----- EXCERPTED TEXT

Strangest of all, in front of one public building on one very hot day, we observed a most peculiar sight. There was a flagpole in front of a building, and the shadow of the flagpole was filled with grasshoppers. It was two or three in the afternoon, clear sky, deadly sun, 108 degrees as I recall. We were driving around looking at sights way out in the country, anything we could see without getting out of the air conditioned car. In the courtyard of some public building or other was a flagpole on a concrete pedestal, and its shadow fell across part of the pedestal and onto the ground around it. There were about a dozen grasshoppers lined up on the shaded side of the pole, down the bottom few feet, and straight down the shadow to the edge of the pedestal. The were all facing exactly the same direction, the ones on the pole looking up and the ones on the concrete looking toward the pole; and all of them in the shade trying to stay out of the sun. I don't blame them.

----------
----- RECORDED INFORMATION

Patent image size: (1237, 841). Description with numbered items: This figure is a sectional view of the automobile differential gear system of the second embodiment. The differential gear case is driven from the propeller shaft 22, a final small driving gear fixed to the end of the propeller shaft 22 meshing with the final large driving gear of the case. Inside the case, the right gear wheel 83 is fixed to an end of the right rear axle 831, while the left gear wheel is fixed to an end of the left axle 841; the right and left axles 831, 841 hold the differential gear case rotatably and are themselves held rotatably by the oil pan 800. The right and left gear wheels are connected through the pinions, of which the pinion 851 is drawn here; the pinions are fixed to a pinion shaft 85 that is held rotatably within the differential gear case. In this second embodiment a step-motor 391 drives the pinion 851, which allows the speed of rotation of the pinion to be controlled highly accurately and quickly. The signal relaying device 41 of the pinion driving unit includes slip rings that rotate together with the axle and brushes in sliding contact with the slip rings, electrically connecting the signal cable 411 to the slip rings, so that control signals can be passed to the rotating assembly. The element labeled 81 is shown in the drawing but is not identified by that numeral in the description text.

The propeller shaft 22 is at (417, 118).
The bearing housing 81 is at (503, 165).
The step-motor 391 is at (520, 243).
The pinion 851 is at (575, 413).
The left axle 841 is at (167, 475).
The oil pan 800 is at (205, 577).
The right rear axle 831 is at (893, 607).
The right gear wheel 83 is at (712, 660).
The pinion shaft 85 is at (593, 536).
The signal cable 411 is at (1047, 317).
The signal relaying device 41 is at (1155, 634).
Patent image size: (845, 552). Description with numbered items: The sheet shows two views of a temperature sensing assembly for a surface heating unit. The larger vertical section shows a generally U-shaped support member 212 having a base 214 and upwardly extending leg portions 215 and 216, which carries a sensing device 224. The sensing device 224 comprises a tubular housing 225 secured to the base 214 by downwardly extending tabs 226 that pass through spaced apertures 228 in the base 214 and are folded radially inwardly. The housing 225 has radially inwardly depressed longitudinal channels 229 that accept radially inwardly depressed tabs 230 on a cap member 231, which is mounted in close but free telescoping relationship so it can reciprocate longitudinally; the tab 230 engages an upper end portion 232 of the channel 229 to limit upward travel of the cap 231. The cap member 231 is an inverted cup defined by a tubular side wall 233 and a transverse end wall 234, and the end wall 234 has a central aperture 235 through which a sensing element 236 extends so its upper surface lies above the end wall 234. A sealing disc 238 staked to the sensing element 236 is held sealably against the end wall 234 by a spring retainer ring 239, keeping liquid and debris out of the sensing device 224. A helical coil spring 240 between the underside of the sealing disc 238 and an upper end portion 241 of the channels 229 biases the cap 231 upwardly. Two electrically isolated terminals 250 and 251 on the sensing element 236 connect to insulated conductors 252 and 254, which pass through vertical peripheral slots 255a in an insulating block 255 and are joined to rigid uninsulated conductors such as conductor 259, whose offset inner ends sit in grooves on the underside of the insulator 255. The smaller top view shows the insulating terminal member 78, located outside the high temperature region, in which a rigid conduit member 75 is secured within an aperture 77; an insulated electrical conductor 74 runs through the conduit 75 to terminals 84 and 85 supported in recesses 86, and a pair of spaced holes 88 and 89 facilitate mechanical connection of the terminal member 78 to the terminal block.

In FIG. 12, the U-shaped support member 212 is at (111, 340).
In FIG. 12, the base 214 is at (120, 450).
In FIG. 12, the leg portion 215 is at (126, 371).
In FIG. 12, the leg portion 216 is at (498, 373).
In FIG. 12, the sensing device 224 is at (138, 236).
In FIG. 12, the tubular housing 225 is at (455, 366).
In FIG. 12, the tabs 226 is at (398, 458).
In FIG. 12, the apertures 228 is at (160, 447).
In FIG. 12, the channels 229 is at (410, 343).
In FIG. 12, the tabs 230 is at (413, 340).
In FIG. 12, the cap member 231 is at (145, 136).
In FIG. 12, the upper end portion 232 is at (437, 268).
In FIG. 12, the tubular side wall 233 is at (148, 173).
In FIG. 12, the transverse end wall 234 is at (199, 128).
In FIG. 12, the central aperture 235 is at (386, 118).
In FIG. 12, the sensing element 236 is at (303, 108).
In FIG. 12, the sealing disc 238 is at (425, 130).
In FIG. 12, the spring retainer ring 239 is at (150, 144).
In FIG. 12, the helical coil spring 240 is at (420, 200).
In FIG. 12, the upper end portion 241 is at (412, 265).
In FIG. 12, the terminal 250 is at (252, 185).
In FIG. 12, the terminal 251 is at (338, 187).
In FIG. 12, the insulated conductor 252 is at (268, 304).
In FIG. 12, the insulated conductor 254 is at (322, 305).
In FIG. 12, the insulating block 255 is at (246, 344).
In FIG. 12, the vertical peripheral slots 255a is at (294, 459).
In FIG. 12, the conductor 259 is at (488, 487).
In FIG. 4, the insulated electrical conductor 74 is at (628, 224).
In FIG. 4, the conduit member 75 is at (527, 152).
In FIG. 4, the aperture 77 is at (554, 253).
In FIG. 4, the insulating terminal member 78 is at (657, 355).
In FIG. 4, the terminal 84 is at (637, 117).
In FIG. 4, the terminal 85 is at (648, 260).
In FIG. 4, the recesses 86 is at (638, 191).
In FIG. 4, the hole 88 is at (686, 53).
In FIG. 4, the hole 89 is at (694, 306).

----------

### REQUIREMENT A
In the flagpole passage, about how many grasshoppers were lined up in the shadow?
### REQUIREMENT B
Please list each condition named in the flagpole passage's sentence that begins "It was two or three in the afternoon".
None of the rows are needed.

### TASK ANSWER A
About a dozen.

### TASK ANSWER B
- Two or three in the afternoon
- Clear sky
- Deadly sun
- 108 degrees